Given exercise: Write the material out again in full, word for word. Do not include the pictures.

- - - - - - -

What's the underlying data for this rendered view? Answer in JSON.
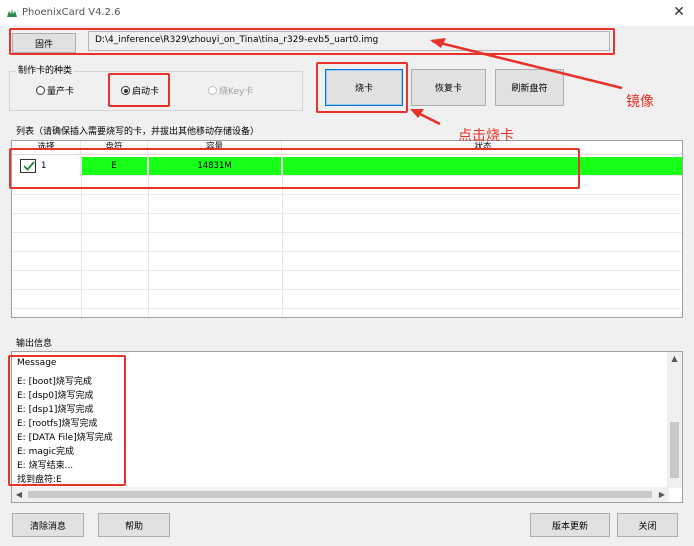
{
  "window": {
    "title": "PhoenixCard V4.2.6"
  },
  "firmware": {
    "button_label": "固件",
    "path": "D:\\4_inference\\R329\\zhouyi_on_Tina\\tina_r329-evb5_uart0.img"
  },
  "card_type": {
    "group_label": "制作卡的种类",
    "options": [
      {
        "label": "量产卡",
        "selected": false,
        "enabled": true
      },
      {
        "label": "启动卡",
        "selected": true,
        "enabled": true
      },
      {
        "label": "烧Key卡",
        "selected": false,
        "enabled": false
      }
    ]
  },
  "actions": {
    "burn": "烧卡",
    "restore": "恢复卡",
    "refresh": "刷新盘符"
  },
  "list": {
    "group_label": "列表（请确保插入需要烧写的卡，并拔出其他移动存储设备）",
    "columns": [
      "选择",
      "盘符",
      "容量",
      "状态"
    ],
    "rows": [
      {
        "index": "1",
        "drive": "E",
        "capacity": "14831M",
        "status": "",
        "checked": true
      }
    ]
  },
  "output": {
    "group_label": "输出信息",
    "lines": [
      "Message",
      "E: [boot]烧写完成",
      "E: [dsp0]烧写完成",
      "E: [dsp1]烧写完成",
      "E: [rootfs]烧写完成",
      "E: [DATA File]烧写完成",
      "E: magic完成",
      "E: 烧写结束...",
      "找到盘符:E"
    ]
  },
  "footer": {
    "clear": "清除消息",
    "help": "帮助",
    "update": "版本更新",
    "close": "关闭"
  },
  "annotations": {
    "mirror": "镜像",
    "click_burn": "点击烧卡"
  },
  "colors": {
    "highlight": "#18ff18",
    "annotation_red": "#e8332a",
    "accent_blue": "#0078d7"
  }
}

- - - - - - -

Output for this exercise:
What's the underlying data for this rendered view? Answer in JSON.
{
  "window": {
    "title": "PhoenixCard V4.2.6"
  },
  "firmware": {
    "button_label": "固件",
    "path": "D:\\4_inference\\R329\\zhouyi_on_Tina\\tina_r329-evb5_uart0.img"
  },
  "card_type": {
    "group_label": "制作卡的种类",
    "options": [
      {
        "label": "量产卡",
        "selected": false,
        "enabled": true
      },
      {
        "label": "启动卡",
        "selected": true,
        "enabled": true
      },
      {
        "label": "烧Key卡",
        "selected": false,
        "enabled": false
      }
    ]
  },
  "actions": {
    "burn": "烧卡",
    "restore": "恢复卡",
    "refresh": "刷新盘符"
  },
  "list": {
    "group_label": "列表（请确保插入需要烧写的卡，并拔出其他移动存储设备）",
    "columns": [
      "选择",
      "盘符",
      "容量",
      "状态"
    ],
    "rows": [
      {
        "index": "1",
        "drive": "E",
        "capacity": "14831M",
        "status": "",
        "checked": true
      }
    ]
  },
  "output": {
    "group_label": "输出信息",
    "lines": [
      "Message",
      "E: [boot]烧写完成",
      "E: [dsp0]烧写完成",
      "E: [dsp1]烧写完成",
      "E: [rootfs]烧写完成",
      "E: [DATA File]烧写完成",
      "E: magic完成",
      "E: 烧写结束...",
      "找到盘符:E"
    ]
  },
  "footer": {
    "clear": "清除消息",
    "help": "帮助",
    "update": "版本更新",
    "close": "关闭"
  },
  "annotations": {
    "mirror": "镜像",
    "click_burn": "点击烧卡"
  },
  "colors": {
    "highlight": "#18ff18",
    "annotation_red": "#e8332a",
    "accent_blue": "#0078d7"
  }
}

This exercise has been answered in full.